Instructions for the task:
Scan the listing below and copy every line holding "JSON".

[Begin]

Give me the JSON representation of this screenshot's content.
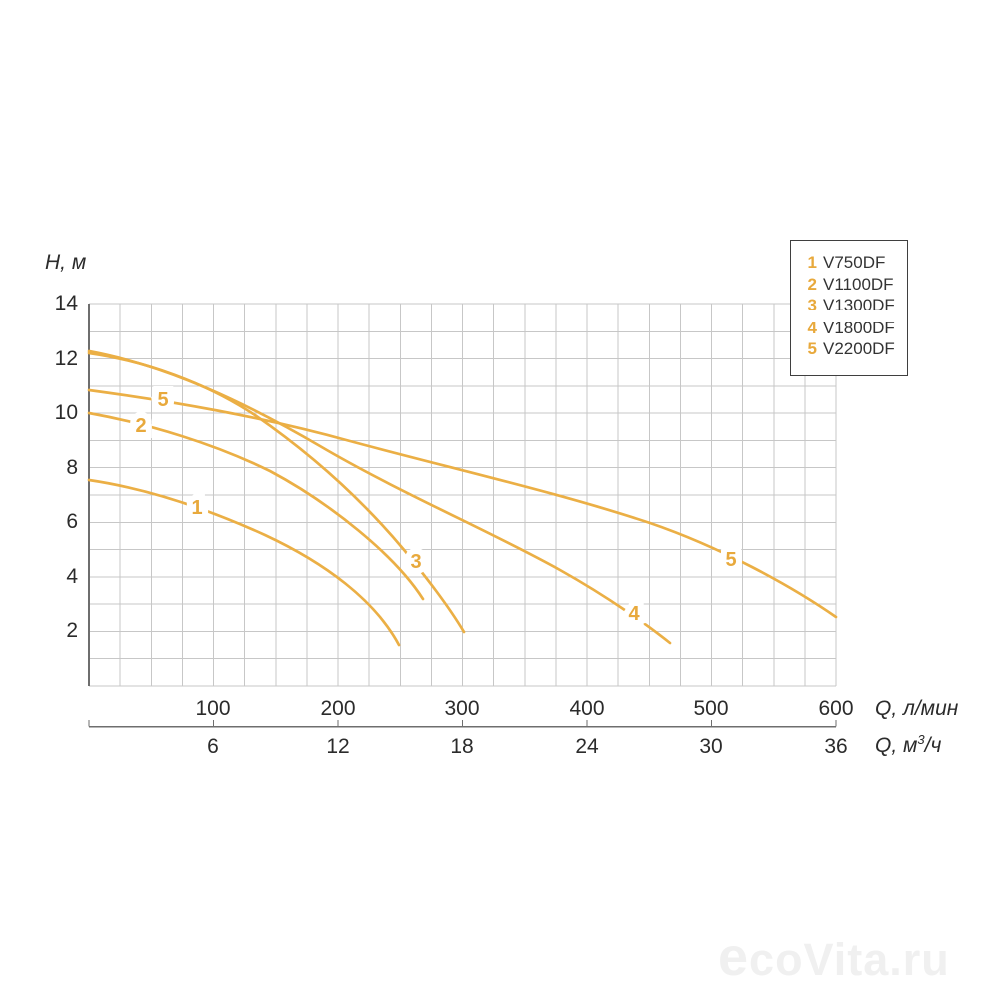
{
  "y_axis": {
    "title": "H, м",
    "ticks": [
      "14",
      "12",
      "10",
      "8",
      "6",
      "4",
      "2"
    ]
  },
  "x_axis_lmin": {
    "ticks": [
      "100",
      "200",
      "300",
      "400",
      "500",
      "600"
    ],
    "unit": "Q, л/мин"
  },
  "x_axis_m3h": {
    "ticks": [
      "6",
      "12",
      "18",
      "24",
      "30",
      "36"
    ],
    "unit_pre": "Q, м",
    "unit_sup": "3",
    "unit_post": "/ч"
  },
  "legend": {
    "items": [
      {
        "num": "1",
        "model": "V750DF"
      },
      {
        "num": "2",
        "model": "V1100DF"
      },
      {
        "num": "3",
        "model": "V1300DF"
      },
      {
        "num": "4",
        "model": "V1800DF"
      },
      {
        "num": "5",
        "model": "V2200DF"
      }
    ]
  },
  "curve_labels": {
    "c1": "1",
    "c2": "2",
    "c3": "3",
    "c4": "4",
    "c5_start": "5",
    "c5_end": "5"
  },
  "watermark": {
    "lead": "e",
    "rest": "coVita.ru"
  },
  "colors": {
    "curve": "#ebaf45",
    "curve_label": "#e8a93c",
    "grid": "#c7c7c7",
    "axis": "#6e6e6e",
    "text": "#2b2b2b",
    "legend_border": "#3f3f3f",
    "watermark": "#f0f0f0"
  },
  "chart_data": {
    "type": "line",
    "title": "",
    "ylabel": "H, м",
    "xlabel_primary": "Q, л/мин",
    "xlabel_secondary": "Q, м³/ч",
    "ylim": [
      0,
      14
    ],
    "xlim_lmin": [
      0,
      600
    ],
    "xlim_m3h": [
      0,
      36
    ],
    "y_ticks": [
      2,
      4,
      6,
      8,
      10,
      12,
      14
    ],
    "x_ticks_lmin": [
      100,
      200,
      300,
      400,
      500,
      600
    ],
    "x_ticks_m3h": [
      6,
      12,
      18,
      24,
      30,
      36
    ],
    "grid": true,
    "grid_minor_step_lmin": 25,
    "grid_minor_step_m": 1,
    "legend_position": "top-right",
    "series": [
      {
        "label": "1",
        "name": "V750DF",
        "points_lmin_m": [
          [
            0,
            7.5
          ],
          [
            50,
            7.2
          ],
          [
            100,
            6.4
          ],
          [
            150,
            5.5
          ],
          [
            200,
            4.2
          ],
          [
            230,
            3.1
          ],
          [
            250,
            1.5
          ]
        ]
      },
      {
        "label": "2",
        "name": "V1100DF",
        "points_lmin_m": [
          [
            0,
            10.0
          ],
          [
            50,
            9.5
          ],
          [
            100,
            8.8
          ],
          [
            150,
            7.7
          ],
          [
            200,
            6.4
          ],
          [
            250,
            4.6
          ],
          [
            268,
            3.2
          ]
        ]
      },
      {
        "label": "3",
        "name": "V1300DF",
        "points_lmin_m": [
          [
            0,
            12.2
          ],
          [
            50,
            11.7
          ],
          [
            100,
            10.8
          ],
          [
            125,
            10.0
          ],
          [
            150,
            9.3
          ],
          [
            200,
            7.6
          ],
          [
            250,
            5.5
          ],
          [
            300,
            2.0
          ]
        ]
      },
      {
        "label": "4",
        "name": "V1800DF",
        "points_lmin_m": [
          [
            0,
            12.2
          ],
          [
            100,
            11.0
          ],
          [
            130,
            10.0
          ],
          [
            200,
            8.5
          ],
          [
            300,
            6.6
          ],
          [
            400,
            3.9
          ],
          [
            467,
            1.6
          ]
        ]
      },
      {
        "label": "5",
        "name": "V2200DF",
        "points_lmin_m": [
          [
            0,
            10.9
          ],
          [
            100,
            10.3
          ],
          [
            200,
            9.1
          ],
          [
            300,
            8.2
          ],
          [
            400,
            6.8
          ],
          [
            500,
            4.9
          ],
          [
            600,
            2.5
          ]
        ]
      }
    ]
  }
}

[End]
[Begin]

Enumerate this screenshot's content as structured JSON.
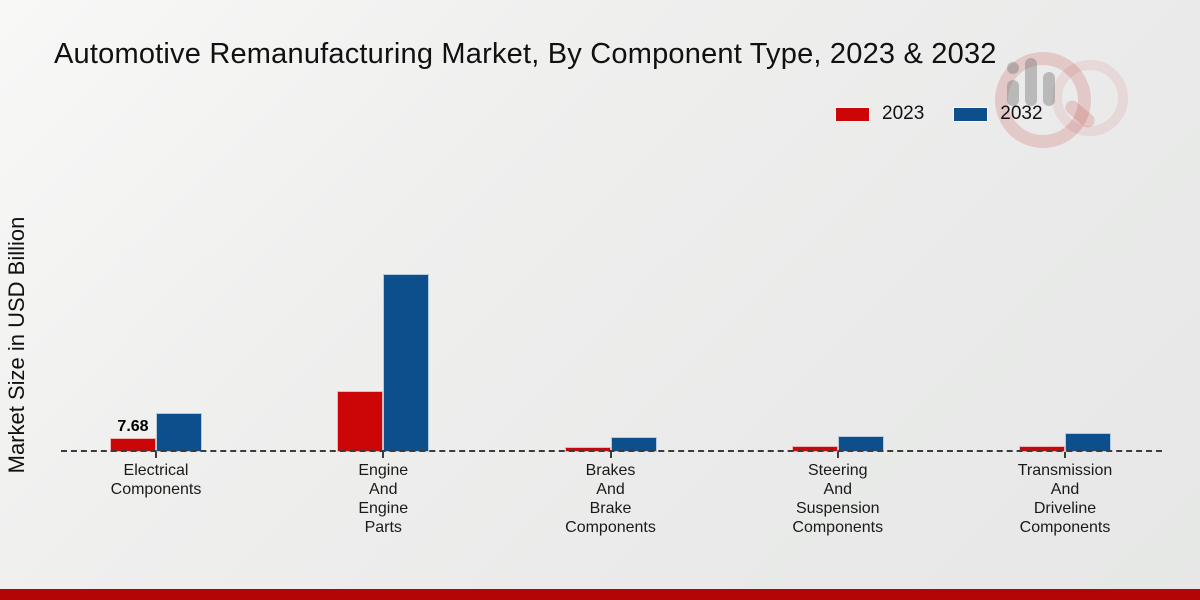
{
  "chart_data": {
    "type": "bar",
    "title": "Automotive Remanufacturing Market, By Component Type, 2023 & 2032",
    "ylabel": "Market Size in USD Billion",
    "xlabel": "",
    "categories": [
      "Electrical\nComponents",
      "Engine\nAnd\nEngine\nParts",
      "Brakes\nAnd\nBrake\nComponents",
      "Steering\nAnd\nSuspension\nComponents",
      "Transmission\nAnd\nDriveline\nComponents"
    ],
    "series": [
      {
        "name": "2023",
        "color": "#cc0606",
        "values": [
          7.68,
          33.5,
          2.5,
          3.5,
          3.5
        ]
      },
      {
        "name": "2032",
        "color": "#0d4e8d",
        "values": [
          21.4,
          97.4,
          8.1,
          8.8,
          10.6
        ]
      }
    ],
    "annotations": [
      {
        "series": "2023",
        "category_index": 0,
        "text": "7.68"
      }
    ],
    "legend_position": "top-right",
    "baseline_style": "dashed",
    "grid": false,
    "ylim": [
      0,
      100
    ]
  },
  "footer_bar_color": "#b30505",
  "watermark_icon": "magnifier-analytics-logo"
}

[End]

Task solution:
Give me the JSON representation of this screenshot's content.
Enumerate this screenshot's content as structured JSON.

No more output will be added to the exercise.